**GIVEN PROBLEM**
Nothing in the data should change when you return it, but leave the pictures out.

**Records from a collection of figures**

==============================

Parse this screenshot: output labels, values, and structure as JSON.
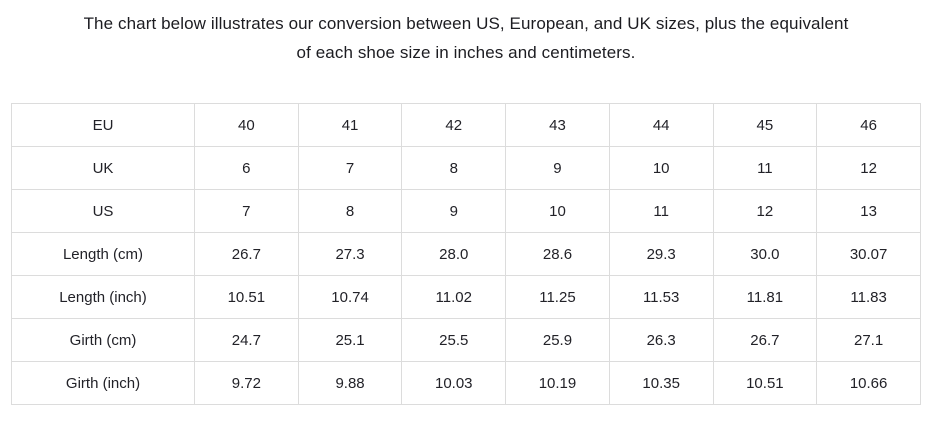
{
  "intro": {
    "lines": [
      "The chart below illustrates our conversion between US, European, and UK sizes, plus the equivalent",
      "of each shoe size in inches and centimeters."
    ]
  },
  "chart_data": {
    "type": "table",
    "rows": [
      {
        "label": "EU",
        "values": [
          "40",
          "41",
          "42",
          "43",
          "44",
          "45",
          "46"
        ]
      },
      {
        "label": "UK",
        "values": [
          "6",
          "7",
          "8",
          "9",
          "10",
          "11",
          "12"
        ]
      },
      {
        "label": "US",
        "values": [
          "7",
          "8",
          "9",
          "10",
          "11",
          "12",
          "13"
        ]
      },
      {
        "label": "Length (cm)",
        "values": [
          "26.7",
          "27.3",
          "28.0",
          "28.6",
          "29.3",
          "30.0",
          "30.07"
        ]
      },
      {
        "label": "Length (inch)",
        "values": [
          "10.51",
          "10.74",
          "11.02",
          "11.25",
          "11.53",
          "11.81",
          "11.83"
        ]
      },
      {
        "label": "Girth (cm)",
        "values": [
          "24.7",
          "25.1",
          "25.5",
          "25.9",
          "26.3",
          "26.7",
          "27.1"
        ]
      },
      {
        "label": "Girth (inch)",
        "values": [
          "9.72",
          "9.88",
          "10.03",
          "10.19",
          "10.35",
          "10.51",
          "10.66"
        ]
      }
    ]
  },
  "colors": {
    "background": "#ffffff",
    "text": "#222228",
    "table_border": "#dcdcdc"
  }
}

==============================

**ANSWER IN FULL**
Parse this screenshot: output labels, values, and structure as JSON.
{
  "intro": {
    "lines": [
      "The chart below illustrates our conversion between US, European, and UK sizes, plus the equivalent",
      "of each shoe size in inches and centimeters."
    ]
  },
  "chart_data": {
    "type": "table",
    "rows": [
      {
        "label": "EU",
        "values": [
          "40",
          "41",
          "42",
          "43",
          "44",
          "45",
          "46"
        ]
      },
      {
        "label": "UK",
        "values": [
          "6",
          "7",
          "8",
          "9",
          "10",
          "11",
          "12"
        ]
      },
      {
        "label": "US",
        "values": [
          "7",
          "8",
          "9",
          "10",
          "11",
          "12",
          "13"
        ]
      },
      {
        "label": "Length (cm)",
        "values": [
          "26.7",
          "27.3",
          "28.0",
          "28.6",
          "29.3",
          "30.0",
          "30.07"
        ]
      },
      {
        "label": "Length (inch)",
        "values": [
          "10.51",
          "10.74",
          "11.02",
          "11.25",
          "11.53",
          "11.81",
          "11.83"
        ]
      },
      {
        "label": "Girth (cm)",
        "values": [
          "24.7",
          "25.1",
          "25.5",
          "25.9",
          "26.3",
          "26.7",
          "27.1"
        ]
      },
      {
        "label": "Girth (inch)",
        "values": [
          "9.72",
          "9.88",
          "10.03",
          "10.19",
          "10.35",
          "10.51",
          "10.66"
        ]
      }
    ]
  },
  "colors": {
    "background": "#ffffff",
    "text": "#222228",
    "table_border": "#dcdcdc"
  }
}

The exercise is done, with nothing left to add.